* Dataset content *

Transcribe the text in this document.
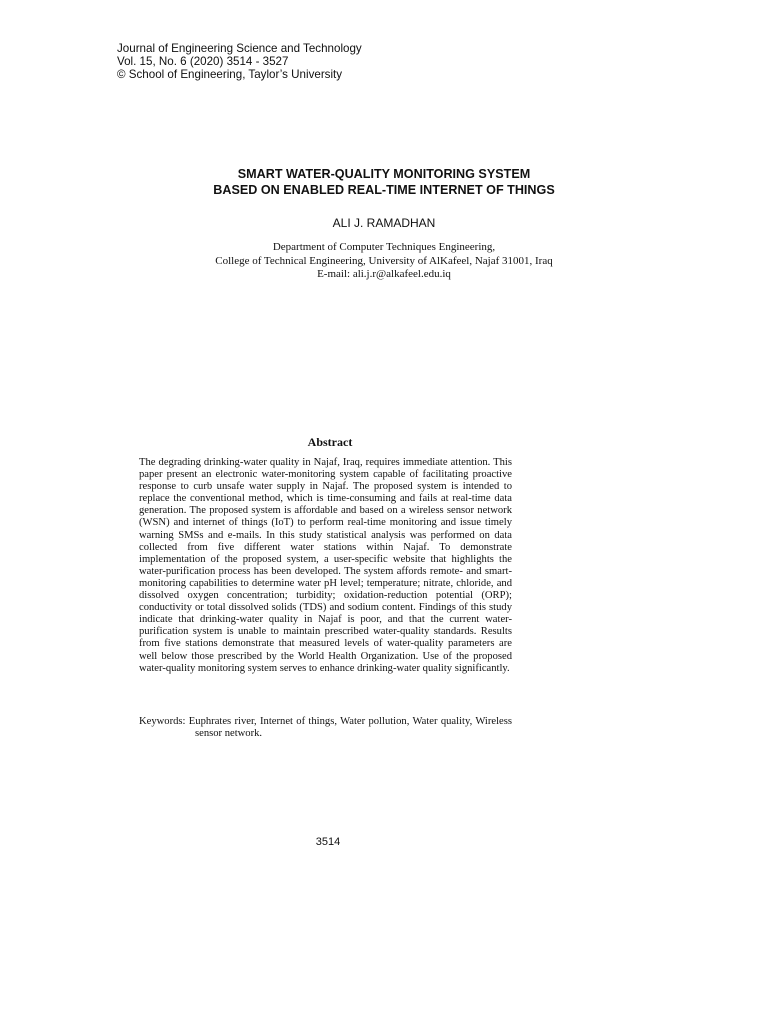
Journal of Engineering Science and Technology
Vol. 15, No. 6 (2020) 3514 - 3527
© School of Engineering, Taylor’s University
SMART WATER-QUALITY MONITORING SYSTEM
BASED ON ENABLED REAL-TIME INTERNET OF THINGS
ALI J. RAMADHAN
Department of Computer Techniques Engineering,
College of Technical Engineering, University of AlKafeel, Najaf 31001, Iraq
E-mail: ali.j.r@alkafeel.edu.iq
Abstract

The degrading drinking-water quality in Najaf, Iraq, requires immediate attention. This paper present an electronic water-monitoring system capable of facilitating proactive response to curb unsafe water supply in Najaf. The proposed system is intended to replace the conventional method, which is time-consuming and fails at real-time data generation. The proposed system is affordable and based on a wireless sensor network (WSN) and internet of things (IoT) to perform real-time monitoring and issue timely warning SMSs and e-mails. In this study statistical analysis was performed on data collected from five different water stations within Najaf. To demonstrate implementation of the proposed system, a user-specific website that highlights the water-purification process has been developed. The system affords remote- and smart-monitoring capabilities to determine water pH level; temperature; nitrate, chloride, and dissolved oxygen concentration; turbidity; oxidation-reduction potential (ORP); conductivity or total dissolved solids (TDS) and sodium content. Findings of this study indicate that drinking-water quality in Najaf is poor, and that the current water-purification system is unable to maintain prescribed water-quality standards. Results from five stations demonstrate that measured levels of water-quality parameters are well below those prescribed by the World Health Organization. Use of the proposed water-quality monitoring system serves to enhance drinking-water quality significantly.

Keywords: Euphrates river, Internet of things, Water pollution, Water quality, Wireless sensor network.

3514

* * *

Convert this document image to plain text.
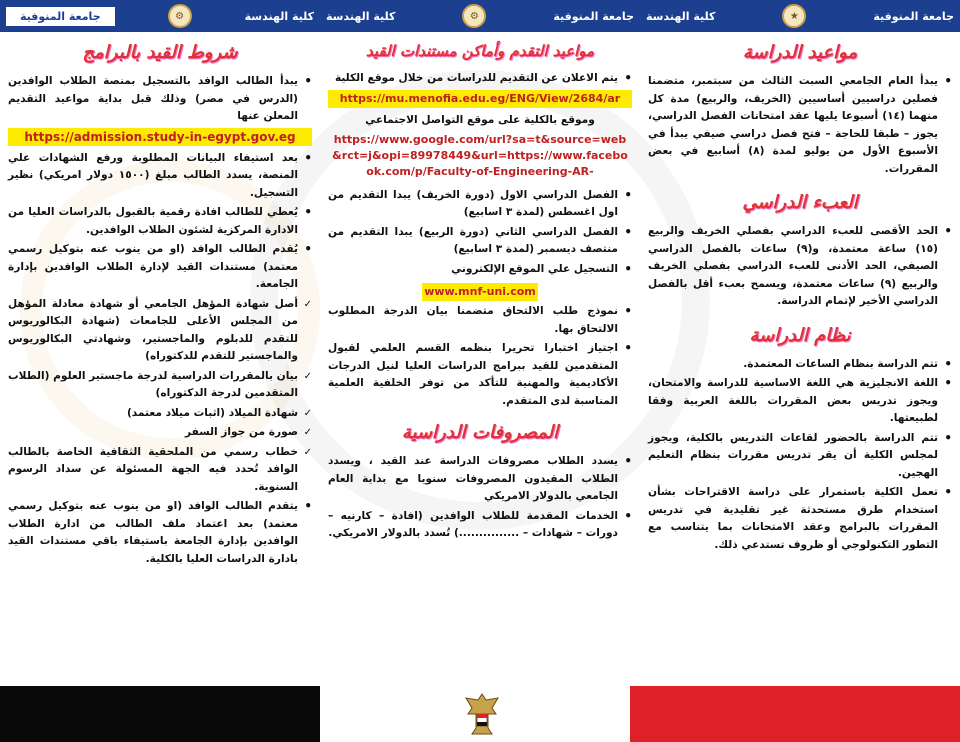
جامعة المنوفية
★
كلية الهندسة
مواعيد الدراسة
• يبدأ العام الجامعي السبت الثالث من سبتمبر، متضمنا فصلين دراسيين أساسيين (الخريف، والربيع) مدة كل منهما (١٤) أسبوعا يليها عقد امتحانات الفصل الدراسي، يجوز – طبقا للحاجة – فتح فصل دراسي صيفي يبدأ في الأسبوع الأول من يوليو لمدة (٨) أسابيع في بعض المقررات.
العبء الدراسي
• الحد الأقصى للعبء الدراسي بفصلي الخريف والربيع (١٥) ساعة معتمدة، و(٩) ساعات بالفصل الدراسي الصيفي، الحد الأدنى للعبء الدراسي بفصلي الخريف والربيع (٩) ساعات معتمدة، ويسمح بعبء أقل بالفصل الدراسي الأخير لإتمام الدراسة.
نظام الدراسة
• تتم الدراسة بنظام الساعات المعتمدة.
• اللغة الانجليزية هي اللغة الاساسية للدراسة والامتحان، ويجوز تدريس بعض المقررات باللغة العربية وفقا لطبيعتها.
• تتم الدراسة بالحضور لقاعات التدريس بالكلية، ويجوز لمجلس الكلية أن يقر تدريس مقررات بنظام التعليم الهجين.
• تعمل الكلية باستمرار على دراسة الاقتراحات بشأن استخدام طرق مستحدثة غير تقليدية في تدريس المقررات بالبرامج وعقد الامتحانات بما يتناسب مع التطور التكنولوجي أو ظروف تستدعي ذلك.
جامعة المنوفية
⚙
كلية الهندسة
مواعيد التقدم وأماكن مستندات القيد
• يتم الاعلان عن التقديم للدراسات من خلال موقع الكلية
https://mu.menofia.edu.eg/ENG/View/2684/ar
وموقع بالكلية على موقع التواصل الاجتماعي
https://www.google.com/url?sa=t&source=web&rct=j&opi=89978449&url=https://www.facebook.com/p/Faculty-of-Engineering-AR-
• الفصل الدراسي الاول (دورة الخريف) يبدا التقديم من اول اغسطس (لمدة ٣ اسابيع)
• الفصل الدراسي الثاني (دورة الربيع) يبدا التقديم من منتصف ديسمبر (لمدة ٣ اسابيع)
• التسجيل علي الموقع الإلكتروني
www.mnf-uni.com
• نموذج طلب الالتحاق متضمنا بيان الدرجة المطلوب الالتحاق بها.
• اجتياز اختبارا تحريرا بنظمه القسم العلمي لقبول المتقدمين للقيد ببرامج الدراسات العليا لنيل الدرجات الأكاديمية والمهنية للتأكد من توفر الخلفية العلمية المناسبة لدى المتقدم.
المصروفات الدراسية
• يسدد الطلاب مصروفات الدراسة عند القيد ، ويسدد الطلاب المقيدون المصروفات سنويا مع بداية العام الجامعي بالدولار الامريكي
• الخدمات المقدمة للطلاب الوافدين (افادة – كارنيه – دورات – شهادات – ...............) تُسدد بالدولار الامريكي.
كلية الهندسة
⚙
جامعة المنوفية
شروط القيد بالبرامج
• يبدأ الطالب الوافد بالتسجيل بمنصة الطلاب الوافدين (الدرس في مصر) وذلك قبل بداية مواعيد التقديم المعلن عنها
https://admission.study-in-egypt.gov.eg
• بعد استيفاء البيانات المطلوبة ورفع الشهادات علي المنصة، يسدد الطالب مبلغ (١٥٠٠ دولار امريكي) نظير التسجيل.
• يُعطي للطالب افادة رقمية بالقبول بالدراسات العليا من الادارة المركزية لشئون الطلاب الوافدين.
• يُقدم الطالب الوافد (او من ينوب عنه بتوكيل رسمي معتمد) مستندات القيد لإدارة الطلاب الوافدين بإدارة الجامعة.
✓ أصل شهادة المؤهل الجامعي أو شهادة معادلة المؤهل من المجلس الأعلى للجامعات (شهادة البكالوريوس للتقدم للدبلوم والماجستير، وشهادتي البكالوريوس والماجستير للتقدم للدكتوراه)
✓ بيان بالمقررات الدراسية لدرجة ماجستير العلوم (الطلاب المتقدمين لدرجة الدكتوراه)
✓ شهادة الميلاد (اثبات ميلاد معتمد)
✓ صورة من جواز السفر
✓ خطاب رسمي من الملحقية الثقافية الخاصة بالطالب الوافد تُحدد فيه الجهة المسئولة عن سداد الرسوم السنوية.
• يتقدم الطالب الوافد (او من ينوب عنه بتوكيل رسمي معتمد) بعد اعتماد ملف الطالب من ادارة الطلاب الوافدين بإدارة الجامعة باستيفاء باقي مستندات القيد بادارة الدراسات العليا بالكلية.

* What needs to be done *
Collect the lines of the records that include the string "تدريس".

* Reply *
• اللغة الانجليزية هي اللغة الاساسية للدراسة والامتحان، ويجوز تدريس بعض المقررات باللغة العربية وفقا لطبيعتها.
• تتم الدراسة بالحضور لقاعات التدريس بالكلية، ويجوز لمجلس الكلية أن يقر تدريس مقررات بنظام التعليم الهجين.
• تعمل الكلية باستمرار على دراسة الاقتراحات بشأن استخدام طرق مستحدثة غير تقليدية في تدريس المقررات بالبرامج وعقد الامتحانات بما يتناسب مع التطور التكنولوجي أو ظروف تستدعي ذلك.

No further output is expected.